START Material for this task
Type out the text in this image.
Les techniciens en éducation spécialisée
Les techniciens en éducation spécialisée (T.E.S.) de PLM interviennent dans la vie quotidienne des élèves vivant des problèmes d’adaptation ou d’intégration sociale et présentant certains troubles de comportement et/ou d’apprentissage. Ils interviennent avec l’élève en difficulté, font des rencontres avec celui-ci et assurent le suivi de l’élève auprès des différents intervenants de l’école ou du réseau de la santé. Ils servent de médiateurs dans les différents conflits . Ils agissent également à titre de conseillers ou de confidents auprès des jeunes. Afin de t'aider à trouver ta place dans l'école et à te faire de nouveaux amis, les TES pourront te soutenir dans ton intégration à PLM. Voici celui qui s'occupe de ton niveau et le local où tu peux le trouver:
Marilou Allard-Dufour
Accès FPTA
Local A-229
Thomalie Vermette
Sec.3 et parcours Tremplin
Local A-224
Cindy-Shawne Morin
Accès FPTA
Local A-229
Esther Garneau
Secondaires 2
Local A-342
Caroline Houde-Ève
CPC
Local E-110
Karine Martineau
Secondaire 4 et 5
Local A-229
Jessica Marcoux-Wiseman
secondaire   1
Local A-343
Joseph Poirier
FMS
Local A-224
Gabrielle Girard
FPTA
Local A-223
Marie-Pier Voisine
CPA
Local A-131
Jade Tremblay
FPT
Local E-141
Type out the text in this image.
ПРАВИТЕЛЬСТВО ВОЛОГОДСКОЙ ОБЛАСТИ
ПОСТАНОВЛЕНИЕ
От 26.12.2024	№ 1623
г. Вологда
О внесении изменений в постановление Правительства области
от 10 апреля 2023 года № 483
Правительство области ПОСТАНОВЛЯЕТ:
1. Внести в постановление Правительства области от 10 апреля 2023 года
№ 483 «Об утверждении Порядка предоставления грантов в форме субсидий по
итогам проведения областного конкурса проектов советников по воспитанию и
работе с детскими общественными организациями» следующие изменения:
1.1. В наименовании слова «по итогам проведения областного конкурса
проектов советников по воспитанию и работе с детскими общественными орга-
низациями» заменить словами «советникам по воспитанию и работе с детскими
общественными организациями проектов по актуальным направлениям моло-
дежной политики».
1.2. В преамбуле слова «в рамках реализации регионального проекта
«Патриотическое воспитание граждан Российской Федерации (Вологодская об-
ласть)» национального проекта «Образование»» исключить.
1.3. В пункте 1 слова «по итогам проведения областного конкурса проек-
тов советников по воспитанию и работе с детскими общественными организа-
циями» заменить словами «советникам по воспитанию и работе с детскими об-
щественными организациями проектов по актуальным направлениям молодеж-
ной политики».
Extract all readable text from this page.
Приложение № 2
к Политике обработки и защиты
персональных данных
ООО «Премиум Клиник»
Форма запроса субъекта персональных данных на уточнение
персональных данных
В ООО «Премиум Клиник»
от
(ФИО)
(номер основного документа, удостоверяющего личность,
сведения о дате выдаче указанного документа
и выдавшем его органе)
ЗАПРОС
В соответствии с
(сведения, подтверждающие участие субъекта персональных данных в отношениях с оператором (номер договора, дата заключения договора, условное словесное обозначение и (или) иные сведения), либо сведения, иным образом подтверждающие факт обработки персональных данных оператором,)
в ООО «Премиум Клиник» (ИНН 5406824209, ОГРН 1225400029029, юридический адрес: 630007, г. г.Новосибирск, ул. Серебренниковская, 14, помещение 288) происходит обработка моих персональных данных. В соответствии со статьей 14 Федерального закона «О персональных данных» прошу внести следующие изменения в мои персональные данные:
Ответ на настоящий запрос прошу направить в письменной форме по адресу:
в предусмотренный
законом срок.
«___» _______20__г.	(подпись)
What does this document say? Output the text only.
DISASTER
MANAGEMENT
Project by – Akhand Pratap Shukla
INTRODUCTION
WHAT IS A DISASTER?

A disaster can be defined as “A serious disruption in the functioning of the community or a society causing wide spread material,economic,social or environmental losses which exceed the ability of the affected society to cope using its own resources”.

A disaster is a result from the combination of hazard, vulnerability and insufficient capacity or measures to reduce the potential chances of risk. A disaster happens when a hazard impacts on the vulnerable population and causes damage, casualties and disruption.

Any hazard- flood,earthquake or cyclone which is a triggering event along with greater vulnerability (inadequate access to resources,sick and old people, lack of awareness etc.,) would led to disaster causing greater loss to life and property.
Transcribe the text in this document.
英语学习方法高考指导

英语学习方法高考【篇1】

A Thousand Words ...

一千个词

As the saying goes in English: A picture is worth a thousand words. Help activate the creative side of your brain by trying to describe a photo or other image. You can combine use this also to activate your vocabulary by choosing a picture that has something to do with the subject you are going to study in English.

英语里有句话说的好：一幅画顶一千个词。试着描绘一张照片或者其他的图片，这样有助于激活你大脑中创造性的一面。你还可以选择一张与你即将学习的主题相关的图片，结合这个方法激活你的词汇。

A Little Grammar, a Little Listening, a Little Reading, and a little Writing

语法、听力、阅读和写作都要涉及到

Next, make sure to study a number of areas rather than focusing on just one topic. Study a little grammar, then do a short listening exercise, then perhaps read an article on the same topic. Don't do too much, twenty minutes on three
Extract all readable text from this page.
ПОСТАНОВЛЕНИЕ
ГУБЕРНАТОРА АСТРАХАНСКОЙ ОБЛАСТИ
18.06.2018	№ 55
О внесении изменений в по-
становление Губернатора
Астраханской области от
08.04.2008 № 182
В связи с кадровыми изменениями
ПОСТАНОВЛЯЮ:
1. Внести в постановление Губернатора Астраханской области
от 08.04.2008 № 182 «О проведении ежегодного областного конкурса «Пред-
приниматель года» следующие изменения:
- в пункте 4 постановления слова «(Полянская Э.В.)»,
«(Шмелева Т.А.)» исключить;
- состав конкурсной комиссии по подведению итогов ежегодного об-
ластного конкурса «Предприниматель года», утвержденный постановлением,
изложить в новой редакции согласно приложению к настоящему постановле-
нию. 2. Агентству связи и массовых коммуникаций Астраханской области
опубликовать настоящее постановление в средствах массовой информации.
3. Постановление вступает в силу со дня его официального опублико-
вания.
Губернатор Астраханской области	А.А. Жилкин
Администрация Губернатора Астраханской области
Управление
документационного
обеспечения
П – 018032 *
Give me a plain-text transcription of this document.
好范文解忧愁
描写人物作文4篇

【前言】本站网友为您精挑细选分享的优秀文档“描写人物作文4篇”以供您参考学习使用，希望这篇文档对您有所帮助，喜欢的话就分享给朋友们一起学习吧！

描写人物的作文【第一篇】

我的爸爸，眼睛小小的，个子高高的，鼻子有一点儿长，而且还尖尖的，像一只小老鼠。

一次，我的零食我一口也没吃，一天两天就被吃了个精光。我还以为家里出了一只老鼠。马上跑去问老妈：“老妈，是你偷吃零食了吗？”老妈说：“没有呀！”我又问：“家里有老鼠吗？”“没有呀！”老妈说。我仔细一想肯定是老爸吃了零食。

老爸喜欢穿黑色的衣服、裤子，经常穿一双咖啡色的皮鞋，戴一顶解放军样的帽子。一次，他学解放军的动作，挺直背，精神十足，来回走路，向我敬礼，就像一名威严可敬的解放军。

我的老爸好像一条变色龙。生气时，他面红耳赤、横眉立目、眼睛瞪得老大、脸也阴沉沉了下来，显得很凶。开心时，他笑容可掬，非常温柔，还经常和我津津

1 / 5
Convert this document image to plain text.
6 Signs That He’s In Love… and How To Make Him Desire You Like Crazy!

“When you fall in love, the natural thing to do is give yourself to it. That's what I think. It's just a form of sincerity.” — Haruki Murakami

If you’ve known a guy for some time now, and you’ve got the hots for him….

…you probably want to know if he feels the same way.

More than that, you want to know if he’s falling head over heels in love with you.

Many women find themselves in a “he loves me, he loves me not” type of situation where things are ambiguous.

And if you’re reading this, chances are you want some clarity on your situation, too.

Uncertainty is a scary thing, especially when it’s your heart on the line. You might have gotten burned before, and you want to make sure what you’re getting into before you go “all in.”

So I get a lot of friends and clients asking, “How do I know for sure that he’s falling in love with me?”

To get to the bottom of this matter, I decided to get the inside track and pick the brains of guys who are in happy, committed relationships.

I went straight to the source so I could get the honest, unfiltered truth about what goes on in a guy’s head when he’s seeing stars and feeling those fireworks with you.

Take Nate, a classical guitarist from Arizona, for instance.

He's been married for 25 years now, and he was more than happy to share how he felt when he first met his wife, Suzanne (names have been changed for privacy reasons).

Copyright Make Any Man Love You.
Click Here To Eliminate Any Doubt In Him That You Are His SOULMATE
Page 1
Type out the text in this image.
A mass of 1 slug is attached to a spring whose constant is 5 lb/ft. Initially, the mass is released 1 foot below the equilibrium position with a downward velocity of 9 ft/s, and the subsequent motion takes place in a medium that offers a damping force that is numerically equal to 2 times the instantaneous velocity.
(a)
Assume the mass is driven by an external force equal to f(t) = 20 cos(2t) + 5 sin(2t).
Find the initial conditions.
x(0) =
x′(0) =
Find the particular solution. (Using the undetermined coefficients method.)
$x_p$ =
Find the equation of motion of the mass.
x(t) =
END Material for this task
Only a number is needed: how many lines of the material above contain "goes"?

2